* SET PROBLEM: The records below are split into lines. How many of those lines contain the string "this"? Reply with the number only.

□ □ □ □

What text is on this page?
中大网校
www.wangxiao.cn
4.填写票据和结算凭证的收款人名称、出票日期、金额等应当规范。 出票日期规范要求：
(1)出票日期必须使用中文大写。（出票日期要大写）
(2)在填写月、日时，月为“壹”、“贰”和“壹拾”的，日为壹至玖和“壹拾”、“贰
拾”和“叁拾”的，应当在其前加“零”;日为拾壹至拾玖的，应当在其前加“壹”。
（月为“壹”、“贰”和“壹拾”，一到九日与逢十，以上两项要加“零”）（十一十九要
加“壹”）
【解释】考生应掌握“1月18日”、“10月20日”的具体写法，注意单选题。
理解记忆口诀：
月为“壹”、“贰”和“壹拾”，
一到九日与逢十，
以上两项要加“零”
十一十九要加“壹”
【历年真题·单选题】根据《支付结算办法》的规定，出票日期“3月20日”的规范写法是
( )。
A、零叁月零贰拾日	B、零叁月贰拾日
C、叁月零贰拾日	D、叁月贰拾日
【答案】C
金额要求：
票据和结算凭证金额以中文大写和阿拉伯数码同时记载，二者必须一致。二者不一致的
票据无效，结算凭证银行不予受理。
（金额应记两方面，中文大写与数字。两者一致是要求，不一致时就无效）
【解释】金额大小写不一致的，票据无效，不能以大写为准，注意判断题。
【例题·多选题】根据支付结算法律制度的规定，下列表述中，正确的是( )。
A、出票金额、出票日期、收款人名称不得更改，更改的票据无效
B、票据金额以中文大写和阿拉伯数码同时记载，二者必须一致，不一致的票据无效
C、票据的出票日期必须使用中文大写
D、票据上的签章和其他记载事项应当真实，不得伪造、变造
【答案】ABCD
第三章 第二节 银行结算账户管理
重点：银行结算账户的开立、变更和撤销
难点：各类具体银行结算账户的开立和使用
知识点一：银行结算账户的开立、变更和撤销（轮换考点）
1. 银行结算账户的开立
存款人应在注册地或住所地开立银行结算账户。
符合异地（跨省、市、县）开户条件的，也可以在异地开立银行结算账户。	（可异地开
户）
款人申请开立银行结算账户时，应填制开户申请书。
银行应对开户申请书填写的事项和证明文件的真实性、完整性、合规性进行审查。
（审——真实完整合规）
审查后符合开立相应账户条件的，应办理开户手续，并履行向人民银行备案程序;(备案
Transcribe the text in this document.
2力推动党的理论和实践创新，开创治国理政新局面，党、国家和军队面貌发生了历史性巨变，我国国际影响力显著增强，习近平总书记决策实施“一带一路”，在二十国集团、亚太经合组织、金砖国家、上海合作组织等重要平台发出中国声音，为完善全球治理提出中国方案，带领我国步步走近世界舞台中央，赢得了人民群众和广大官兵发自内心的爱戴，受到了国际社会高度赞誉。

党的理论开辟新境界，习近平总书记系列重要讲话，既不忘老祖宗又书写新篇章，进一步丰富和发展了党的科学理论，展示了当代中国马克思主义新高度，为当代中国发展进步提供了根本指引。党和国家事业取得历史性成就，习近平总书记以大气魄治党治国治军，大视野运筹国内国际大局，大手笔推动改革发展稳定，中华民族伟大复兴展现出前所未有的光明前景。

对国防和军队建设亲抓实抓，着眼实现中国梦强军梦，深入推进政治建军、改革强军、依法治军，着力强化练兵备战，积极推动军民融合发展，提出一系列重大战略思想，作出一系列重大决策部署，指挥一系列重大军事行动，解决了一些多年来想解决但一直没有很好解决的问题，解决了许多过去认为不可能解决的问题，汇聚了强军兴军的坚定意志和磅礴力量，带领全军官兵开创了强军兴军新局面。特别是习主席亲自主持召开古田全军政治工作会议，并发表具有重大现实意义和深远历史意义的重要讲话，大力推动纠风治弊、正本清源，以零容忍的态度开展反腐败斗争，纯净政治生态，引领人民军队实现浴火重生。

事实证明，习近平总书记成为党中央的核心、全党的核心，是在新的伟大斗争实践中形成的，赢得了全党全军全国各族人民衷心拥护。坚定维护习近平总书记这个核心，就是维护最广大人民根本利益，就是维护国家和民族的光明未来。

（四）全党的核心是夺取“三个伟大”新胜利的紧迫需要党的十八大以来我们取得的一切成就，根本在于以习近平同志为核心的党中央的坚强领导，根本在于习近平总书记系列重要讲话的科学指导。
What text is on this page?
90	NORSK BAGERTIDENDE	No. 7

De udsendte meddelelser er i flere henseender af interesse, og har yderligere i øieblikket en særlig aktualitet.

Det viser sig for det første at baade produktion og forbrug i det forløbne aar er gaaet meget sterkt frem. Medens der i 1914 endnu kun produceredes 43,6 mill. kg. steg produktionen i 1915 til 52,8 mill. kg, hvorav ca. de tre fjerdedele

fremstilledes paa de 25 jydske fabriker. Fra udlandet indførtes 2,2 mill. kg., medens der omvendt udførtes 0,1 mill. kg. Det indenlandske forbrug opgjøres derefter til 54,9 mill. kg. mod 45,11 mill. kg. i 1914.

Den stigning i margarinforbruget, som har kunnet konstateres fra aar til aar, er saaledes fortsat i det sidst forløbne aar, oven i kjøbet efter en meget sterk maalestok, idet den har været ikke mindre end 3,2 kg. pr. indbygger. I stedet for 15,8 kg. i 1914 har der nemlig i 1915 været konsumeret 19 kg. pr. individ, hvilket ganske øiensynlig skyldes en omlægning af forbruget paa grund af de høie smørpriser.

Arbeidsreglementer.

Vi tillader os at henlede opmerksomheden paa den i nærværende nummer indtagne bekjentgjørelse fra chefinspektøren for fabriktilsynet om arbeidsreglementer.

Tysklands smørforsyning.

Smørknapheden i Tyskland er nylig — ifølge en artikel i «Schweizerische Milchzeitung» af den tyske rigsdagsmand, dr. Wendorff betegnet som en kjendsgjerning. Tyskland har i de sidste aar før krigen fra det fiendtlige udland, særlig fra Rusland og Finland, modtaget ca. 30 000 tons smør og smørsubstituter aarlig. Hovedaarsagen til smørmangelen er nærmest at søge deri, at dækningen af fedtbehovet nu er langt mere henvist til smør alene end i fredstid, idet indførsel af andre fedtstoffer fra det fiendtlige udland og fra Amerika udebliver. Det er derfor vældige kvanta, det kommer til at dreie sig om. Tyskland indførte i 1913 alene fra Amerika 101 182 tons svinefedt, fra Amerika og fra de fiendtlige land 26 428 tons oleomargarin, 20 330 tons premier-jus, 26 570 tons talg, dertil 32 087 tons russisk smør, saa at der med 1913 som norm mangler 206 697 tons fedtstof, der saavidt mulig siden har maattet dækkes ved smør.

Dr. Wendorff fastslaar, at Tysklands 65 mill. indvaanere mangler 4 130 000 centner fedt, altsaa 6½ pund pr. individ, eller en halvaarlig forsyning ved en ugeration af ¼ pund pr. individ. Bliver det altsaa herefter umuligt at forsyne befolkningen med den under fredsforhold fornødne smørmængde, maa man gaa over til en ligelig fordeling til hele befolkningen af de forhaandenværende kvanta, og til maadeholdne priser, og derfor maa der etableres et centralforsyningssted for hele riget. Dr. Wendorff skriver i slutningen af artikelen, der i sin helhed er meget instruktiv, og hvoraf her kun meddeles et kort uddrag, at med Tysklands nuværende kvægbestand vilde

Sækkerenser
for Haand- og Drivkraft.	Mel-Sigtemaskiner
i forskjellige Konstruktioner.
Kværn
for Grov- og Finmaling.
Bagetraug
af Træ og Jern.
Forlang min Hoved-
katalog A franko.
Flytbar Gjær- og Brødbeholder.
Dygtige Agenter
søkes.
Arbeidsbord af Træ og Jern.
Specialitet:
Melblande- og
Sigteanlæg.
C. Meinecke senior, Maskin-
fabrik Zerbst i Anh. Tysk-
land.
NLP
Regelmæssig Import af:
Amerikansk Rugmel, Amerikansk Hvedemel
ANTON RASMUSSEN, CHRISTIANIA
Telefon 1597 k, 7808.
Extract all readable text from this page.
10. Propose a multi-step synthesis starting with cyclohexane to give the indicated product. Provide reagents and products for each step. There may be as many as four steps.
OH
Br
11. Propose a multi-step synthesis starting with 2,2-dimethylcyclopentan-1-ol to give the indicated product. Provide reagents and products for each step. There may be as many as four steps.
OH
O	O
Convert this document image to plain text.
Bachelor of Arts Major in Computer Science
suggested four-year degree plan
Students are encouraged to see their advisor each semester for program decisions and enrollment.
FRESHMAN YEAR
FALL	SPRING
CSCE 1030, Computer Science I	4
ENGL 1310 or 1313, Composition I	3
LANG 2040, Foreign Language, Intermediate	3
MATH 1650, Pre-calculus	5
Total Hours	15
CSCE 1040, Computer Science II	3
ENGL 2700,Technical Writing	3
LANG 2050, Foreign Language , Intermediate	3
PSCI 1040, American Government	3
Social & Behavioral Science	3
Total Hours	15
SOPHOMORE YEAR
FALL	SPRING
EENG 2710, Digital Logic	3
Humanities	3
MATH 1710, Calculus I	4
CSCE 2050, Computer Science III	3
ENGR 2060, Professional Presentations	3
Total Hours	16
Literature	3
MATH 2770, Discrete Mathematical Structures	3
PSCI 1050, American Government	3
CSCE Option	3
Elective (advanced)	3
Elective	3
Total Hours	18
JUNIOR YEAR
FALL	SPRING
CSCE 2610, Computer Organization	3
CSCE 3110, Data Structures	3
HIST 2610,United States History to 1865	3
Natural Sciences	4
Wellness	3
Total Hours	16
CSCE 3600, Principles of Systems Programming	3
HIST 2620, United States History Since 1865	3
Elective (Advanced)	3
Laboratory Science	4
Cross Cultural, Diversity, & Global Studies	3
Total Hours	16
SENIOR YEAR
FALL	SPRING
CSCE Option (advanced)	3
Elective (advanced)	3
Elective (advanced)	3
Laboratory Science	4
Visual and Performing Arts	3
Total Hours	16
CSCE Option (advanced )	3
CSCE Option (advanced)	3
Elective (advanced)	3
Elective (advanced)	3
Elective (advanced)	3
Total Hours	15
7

□ □ □ □

* WRITTEN REPLY: 5